TASK PROMPT >>
From the records below, extract all the text exactly and leave the images behind.

Extracted data entries >>
####
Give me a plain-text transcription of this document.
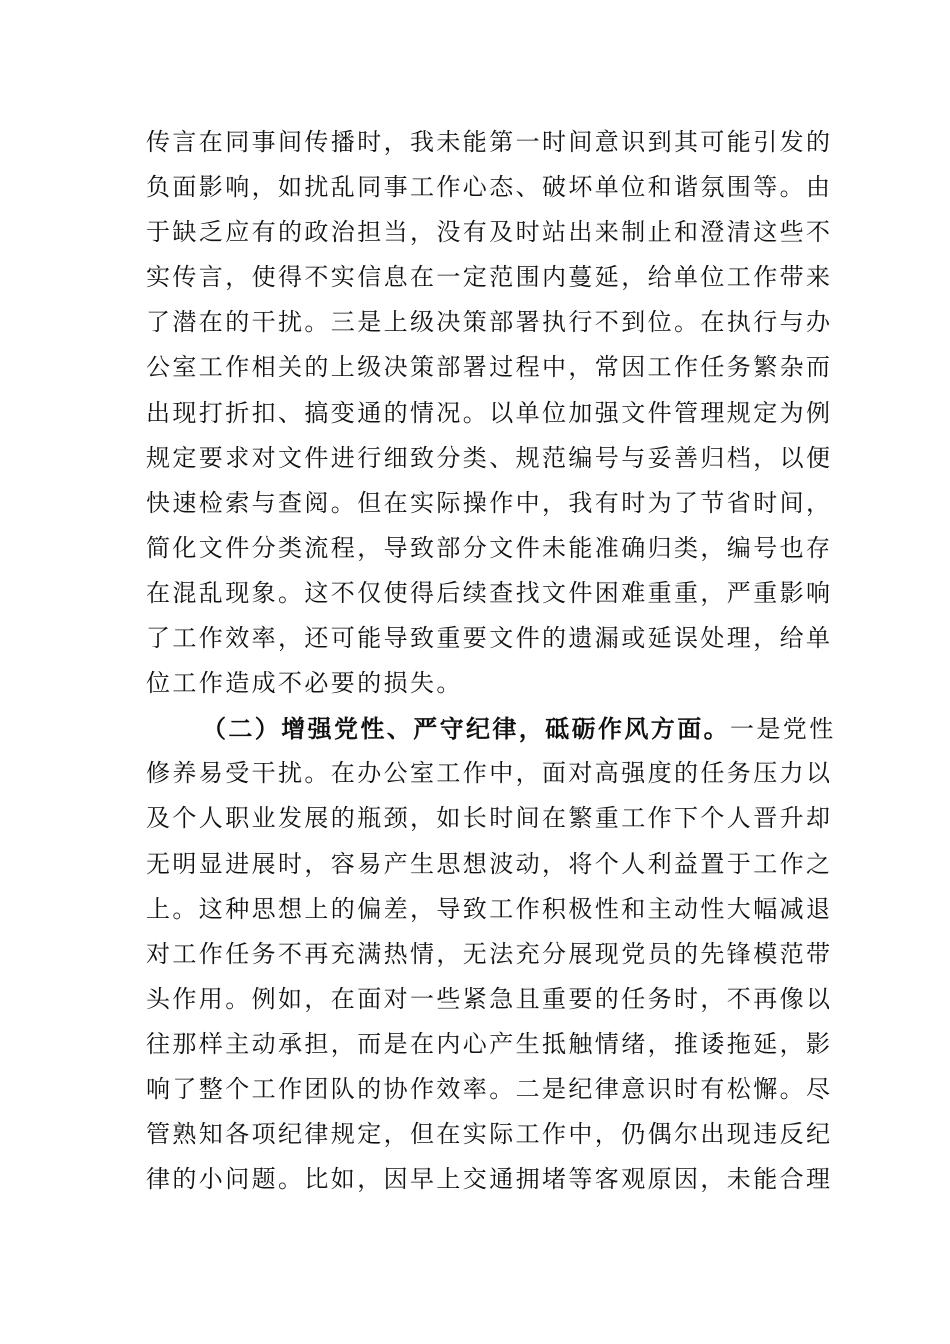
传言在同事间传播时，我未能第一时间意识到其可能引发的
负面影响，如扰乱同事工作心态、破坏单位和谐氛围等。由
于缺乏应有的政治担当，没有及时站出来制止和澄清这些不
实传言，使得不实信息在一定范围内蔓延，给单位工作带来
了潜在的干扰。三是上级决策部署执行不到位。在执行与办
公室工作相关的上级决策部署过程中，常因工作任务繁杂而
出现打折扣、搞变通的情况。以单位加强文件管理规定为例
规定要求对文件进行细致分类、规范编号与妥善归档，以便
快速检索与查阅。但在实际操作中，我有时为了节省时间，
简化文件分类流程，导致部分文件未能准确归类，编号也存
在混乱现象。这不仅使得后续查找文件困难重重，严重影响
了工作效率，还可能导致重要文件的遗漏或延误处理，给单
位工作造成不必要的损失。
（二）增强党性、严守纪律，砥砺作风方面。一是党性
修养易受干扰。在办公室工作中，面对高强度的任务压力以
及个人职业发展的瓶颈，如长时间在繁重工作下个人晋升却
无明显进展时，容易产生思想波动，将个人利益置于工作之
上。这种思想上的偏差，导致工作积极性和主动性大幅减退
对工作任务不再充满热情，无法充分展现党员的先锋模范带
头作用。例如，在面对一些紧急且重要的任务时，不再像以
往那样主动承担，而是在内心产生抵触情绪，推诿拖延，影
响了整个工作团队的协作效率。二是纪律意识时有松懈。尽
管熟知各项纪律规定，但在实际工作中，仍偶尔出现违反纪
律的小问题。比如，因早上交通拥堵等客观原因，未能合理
####
REPLY TO THE TASK >>
Give me a plain-text transcription of this document.
传言在同事间传播时，我未能第一时间意识到其可能引发的
负面影响，如扰乱同事工作心态、破坏单位和谐氛围等。由
于缺乏应有的政治担当，没有及时站出来制止和澄清这些不
实传言，使得不实信息在一定范围内蔓延，给单位工作带来
了潜在的干扰。三是上级决策部署执行不到位。在执行与办
公室工作相关的上级决策部署过程中，常因工作任务繁杂而
出现打折扣、搞变通的情况。以单位加强文件管理规定为例
规定要求对文件进行细致分类、规范编号与妥善归档，以便
快速检索与查阅。但在实际操作中，我有时为了节省时间，
简化文件分类流程，导致部分文件未能准确归类，编号也存
在混乱现象。这不仅使得后续查找文件困难重重，严重影响
了工作效率，还可能导致重要文件的遗漏或延误处理，给单
位工作造成不必要的损失。
（二）增强党性、严守纪律，砥砺作风方面。一是党性
修养易受干扰。在办公室工作中，面对高强度的任务压力以
及个人职业发展的瓶颈，如长时间在繁重工作下个人晋升却
无明显进展时，容易产生思想波动，将个人利益置于工作之
上。这种思想上的偏差，导致工作积极性和主动性大幅减退
对工作任务不再充满热情，无法充分展现党员的先锋模范带
头作用。例如，在面对一些紧急且重要的任务时，不再像以
往那样主动承担，而是在内心产生抵触情绪，推诿拖延，影
响了整个工作团队的协作效率。二是纪律意识时有松懈。尽
管熟知各项纪律规定，但在实际工作中，仍偶尔出现违反纪
律的小问题。比如，因早上交通拥堵等客观原因，未能合理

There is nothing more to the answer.